What you have to do —
All of the material below is to be returned exactly.

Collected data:
______________________________
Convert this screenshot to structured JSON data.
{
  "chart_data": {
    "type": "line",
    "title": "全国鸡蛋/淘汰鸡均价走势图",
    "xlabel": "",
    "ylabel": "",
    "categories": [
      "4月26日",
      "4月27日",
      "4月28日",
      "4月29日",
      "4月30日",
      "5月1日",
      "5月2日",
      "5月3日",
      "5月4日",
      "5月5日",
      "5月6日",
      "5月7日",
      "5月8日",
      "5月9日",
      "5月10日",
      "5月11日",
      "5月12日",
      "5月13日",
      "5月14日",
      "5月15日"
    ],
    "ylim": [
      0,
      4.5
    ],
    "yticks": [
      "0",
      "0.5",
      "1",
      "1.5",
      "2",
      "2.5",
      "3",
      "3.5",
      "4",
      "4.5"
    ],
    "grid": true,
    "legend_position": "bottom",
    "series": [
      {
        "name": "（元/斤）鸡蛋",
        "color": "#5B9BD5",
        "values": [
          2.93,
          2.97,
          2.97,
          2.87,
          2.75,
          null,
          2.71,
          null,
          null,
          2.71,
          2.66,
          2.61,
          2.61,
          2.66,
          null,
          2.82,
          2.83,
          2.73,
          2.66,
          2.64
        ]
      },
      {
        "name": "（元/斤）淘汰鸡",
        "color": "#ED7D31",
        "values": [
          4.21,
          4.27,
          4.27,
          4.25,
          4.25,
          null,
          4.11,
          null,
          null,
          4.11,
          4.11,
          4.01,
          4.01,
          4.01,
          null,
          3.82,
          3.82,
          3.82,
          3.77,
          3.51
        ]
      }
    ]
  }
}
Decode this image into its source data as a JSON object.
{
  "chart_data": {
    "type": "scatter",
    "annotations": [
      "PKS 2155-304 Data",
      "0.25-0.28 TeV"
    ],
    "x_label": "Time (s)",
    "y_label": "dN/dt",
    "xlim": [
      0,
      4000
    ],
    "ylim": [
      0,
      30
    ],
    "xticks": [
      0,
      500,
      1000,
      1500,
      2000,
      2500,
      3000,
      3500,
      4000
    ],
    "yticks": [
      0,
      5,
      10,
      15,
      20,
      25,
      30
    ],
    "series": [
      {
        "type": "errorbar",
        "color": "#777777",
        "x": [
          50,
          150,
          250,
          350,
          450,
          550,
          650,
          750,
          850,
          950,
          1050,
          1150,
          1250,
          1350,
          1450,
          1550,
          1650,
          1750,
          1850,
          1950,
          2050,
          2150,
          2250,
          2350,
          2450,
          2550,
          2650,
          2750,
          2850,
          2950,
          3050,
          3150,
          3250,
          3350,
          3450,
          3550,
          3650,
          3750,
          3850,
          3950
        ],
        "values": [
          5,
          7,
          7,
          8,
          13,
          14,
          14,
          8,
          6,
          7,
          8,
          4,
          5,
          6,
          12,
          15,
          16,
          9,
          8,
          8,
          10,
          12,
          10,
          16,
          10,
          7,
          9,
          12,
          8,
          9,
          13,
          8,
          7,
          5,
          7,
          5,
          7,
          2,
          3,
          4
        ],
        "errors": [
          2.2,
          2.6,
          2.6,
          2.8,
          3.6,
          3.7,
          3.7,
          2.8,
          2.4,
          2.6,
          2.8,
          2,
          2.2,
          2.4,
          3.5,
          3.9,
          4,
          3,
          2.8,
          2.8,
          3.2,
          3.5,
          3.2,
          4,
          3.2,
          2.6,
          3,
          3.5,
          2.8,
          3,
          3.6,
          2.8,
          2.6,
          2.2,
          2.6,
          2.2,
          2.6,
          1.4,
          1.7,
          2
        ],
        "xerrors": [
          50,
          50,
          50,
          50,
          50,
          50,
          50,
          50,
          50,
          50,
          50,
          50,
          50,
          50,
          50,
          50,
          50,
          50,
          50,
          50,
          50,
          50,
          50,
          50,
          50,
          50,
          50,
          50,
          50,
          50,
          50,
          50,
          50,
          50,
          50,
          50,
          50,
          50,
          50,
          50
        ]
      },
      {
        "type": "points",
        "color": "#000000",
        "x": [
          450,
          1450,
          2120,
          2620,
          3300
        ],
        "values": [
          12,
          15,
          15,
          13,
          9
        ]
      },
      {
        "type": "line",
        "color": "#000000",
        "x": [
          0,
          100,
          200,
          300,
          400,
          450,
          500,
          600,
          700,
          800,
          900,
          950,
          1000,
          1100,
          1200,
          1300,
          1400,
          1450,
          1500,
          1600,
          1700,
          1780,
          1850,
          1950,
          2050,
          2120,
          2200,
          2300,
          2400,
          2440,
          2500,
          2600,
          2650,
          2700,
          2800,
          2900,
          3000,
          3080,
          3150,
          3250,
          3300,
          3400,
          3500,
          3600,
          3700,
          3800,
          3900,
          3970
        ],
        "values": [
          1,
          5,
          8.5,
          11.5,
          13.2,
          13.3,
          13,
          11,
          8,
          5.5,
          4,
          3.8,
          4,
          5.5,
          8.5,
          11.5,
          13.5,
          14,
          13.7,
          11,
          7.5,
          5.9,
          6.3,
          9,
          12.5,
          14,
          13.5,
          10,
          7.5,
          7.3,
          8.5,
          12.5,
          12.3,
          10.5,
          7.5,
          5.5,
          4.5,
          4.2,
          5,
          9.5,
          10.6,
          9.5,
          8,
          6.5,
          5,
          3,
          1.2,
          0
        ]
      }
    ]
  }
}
______________________________
Response to the exercise —
Convert this screenshot to structured JSON data.
{
  "chart_data": {
    "type": "line",
    "title": "全国鸡蛋/淘汰鸡均价走势图",
    "xlabel": "",
    "ylabel": "",
    "categories": [
      "4月26日",
      "4月27日",
      "4月28日",
      "4月29日",
      "4月30日",
      "5月1日",
      "5月2日",
      "5月3日",
      "5月4日",
      "5月5日",
      "5月6日",
      "5月7日",
      "5月8日",
      "5月9日",
      "5月10日",
      "5月11日",
      "5月12日",
      "5月13日",
      "5月14日",
      "5月15日"
    ],
    "ylim": [
      0,
      4.5
    ],
    "yticks": [
      "0",
      "0.5",
      "1",
      "1.5",
      "2",
      "2.5",
      "3",
      "3.5",
      "4",
      "4.5"
    ],
    "grid": true,
    "legend_position": "bottom",
    "series": [
      {
        "name": "（元/斤）鸡蛋",
        "color": "#5B9BD5",
        "values": [
          2.93,
          2.97,
          2.97,
          2.87,
          2.75,
          null,
          2.71,
          null,
          null,
          2.71,
          2.66,
          2.61,
          2.61,
          2.66,
          null,
          2.82,
          2.83,
          2.73,
          2.66,
          2.64
        ]
      },
      {
        "name": "（元/斤）淘汰鸡",
        "color": "#ED7D31",
        "values": [
          4.21,
          4.27,
          4.27,
          4.25,
          4.25,
          null,
          4.11,
          null,
          null,
          4.11,
          4.11,
          4.01,
          4.01,
          4.01,
          null,
          3.82,
          3.82,
          3.82,
          3.77,
          3.51
        ]
      }
    ]
  }
}
Decode this image into its source data as a JSON object.
{
  "chart_data": {
    "type": "scatter",
    "annotations": [
      "PKS 2155-304 Data",
      "0.25-0.28 TeV"
    ],
    "x_label": "Time (s)",
    "y_label": "dN/dt",
    "xlim": [
      0,
      4000
    ],
    "ylim": [
      0,
      30
    ],
    "xticks": [
      0,
      500,
      1000,
      1500,
      2000,
      2500,
      3000,
      3500,
      4000
    ],
    "yticks": [
      0,
      5,
      10,
      15,
      20,
      25,
      30
    ],
    "series": [
      {
        "type": "errorbar",
        "color": "#777777",
        "x": [
          50,
          150,
          250,
          350,
          450,
          550,
          650,
          750,
          850,
          950,
          1050,
          1150,
          1250,
          1350,
          1450,
          1550,
          1650,
          1750,
          1850,
          1950,
          2050,
          2150,
          2250,
          2350,
          2450,
          2550,
          2650,
          2750,
          2850,
          2950,
          3050,
          3150,
          3250,
          3350,
          3450,
          3550,
          3650,
          3750,
          3850,
          3950
        ],
        "values": [
          5,
          7,
          7,
          8,
          13,
          14,
          14,
          8,
          6,
          7,
          8,
          4,
          5,
          6,
          12,
          15,
          16,
          9,
          8,
          8,
          10,
          12,
          10,
          16,
          10,
          7,
          9,
          12,
          8,
          9,
          13,
          8,
          7,
          5,
          7,
          5,
          7,
          2,
          3,
          4
        ],
        "errors": [
          2.2,
          2.6,
          2.6,
          2.8,
          3.6,
          3.7,
          3.7,
          2.8,
          2.4,
          2.6,
          2.8,
          2,
          2.2,
          2.4,
          3.5,
          3.9,
          4,
          3,
          2.8,
          2.8,
          3.2,
          3.5,
          3.2,
          4,
          3.2,
          2.6,
          3,
          3.5,
          2.8,
          3,
          3.6,
          2.8,
          2.6,
          2.2,
          2.6,
          2.2,
          2.6,
          1.4,
          1.7,
          2
        ],
        "xerrors": [
          50,
          50,
          50,
          50,
          50,
          50,
          50,
          50,
          50,
          50,
          50,
          50,
          50,
          50,
          50,
          50,
          50,
          50,
          50,
          50,
          50,
          50,
          50,
          50,
          50,
          50,
          50,
          50,
          50,
          50,
          50,
          50,
          50,
          50,
          50,
          50,
          50,
          50,
          50,
          50
        ]
      },
      {
        "type": "points",
        "color": "#000000",
        "x": [
          450,
          1450,
          2120,
          2620,
          3300
        ],
        "values": [
          12,
          15,
          15,
          13,
          9
        ]
      },
      {
        "type": "line",
        "color": "#000000",
        "x": [
          0,
          100,
          200,
          300,
          400,
          450,
          500,
          600,
          700,
          800,
          900,
          950,
          1000,
          1100,
          1200,
          1300,
          1400,
          1450,
          1500,
          1600,
          1700,
          1780,
          1850,
          1950,
          2050,
          2120,
          2200,
          2300,
          2400,
          2440,
          2500,
          2600,
          2650,
          2700,
          2800,
          2900,
          3000,
          3080,
          3150,
          3250,
          3300,
          3400,
          3500,
          3600,
          3700,
          3800,
          3900,
          3970
        ],
        "values": [
          1,
          5,
          8.5,
          11.5,
          13.2,
          13.3,
          13,
          11,
          8,
          5.5,
          4,
          3.8,
          4,
          5.5,
          8.5,
          11.5,
          13.5,
          14,
          13.7,
          11,
          7.5,
          5.9,
          6.3,
          9,
          12.5,
          14,
          13.5,
          10,
          7.5,
          7.3,
          8.5,
          12.5,
          12.3,
          10.5,
          7.5,
          5.5,
          4.5,
          4.2,
          5,
          9.5,
          10.6,
          9.5,
          8,
          6.5,
          5,
          3,
          1.2,
          0
        ]
      }
    ]
  }
}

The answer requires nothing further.